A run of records
——————————

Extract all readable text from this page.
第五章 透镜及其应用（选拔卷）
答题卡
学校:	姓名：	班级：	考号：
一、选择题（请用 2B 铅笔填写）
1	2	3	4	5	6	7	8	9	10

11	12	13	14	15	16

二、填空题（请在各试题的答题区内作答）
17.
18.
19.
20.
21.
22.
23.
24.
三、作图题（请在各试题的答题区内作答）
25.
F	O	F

——————————

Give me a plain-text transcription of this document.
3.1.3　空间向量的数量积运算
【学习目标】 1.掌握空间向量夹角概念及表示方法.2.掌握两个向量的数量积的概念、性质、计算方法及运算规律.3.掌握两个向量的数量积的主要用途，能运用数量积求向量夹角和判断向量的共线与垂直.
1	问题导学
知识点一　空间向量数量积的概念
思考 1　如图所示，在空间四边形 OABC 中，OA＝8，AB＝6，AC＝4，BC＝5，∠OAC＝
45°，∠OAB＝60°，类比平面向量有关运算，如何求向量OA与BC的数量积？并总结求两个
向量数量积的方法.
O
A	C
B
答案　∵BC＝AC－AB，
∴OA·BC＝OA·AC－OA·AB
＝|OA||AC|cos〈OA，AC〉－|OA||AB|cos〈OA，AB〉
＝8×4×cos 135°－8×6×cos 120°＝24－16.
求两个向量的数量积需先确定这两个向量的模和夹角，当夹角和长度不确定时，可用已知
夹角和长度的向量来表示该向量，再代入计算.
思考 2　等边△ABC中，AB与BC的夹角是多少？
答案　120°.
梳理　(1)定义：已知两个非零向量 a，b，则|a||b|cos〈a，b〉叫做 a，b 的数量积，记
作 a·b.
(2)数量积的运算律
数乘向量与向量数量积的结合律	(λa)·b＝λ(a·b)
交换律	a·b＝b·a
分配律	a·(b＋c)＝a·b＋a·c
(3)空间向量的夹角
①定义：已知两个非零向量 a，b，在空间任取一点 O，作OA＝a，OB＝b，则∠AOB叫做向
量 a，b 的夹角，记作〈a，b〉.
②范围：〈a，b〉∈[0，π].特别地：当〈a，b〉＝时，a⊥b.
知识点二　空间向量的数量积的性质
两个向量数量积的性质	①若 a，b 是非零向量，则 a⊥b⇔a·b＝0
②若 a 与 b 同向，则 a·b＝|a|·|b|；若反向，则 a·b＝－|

——————————

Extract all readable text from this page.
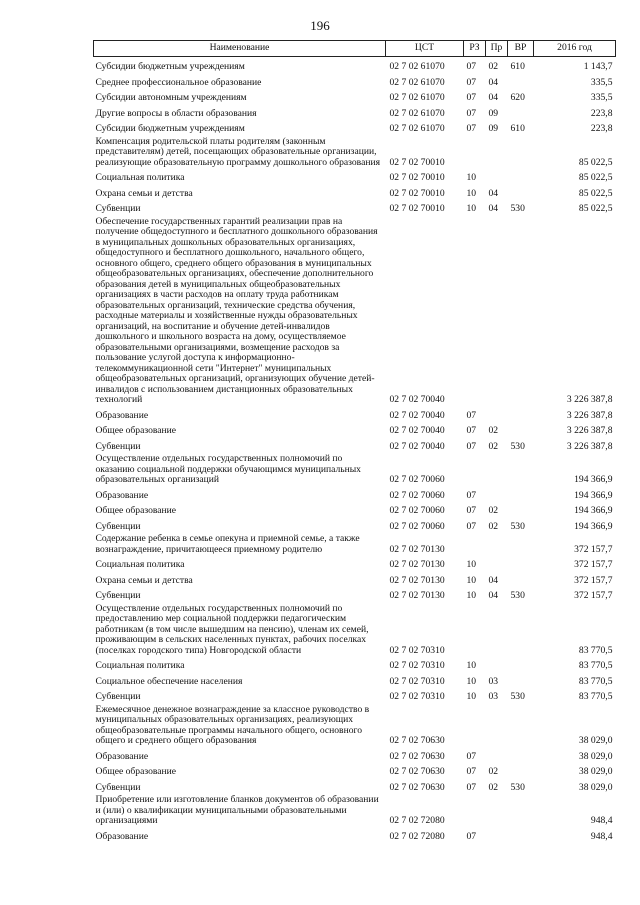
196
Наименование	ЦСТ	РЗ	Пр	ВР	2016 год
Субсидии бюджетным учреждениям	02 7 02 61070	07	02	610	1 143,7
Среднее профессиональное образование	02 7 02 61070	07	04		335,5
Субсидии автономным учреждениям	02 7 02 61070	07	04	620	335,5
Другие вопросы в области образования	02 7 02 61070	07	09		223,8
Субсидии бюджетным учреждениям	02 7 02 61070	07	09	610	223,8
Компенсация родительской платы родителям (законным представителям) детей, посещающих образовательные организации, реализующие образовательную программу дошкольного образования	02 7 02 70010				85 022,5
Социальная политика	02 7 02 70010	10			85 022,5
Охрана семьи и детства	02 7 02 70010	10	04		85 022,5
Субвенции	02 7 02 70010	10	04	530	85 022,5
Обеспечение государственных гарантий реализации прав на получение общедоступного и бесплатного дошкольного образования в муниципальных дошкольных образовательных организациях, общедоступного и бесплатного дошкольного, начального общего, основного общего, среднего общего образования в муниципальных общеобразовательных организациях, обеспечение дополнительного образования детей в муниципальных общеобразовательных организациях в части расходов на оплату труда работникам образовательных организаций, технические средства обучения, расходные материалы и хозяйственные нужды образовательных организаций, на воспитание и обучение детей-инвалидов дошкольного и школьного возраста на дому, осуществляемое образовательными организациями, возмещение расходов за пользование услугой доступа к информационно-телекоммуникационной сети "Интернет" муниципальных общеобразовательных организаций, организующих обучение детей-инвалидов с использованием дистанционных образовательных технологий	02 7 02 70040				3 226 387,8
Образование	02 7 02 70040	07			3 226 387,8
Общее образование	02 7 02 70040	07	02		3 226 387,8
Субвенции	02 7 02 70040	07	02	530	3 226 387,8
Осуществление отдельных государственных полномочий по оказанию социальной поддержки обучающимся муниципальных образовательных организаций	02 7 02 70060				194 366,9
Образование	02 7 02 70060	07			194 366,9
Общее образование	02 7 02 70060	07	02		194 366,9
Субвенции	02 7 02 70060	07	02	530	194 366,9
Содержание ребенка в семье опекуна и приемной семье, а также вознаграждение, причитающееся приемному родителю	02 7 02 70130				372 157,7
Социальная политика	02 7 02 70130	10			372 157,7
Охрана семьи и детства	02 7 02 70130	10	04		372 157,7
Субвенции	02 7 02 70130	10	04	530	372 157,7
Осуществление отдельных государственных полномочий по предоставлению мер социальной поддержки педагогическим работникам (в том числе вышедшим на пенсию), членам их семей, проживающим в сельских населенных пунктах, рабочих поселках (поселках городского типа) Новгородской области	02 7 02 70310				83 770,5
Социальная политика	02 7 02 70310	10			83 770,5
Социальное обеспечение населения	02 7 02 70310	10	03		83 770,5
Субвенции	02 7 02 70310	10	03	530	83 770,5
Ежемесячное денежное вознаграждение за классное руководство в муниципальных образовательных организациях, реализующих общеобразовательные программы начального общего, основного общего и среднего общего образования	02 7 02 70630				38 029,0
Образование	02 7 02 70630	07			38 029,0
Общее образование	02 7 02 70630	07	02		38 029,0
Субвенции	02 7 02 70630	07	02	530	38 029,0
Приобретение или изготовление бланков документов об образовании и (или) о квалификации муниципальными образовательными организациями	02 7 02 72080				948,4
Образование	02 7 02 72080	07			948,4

——————————

» Exercise brief: Copy every line in the listing above where the string "полномочий" turns up.

» Problem solution:
Осуществление отдельных государственных полномочий по оказанию социальной поддержки обучающимся муниципальных образовательных организаций	02 7 02 70060				194 366,9
Осуществление отдельных государственных полномочий по предоставлению мер социальной поддержки педагогическим работникам (в том числе вышедшим на пенсию), членам их семей, проживающим в сельских населенных пунктах, рабочих поселках (поселках городского типа) Новгородской области	02 7 02 70310				83 770,5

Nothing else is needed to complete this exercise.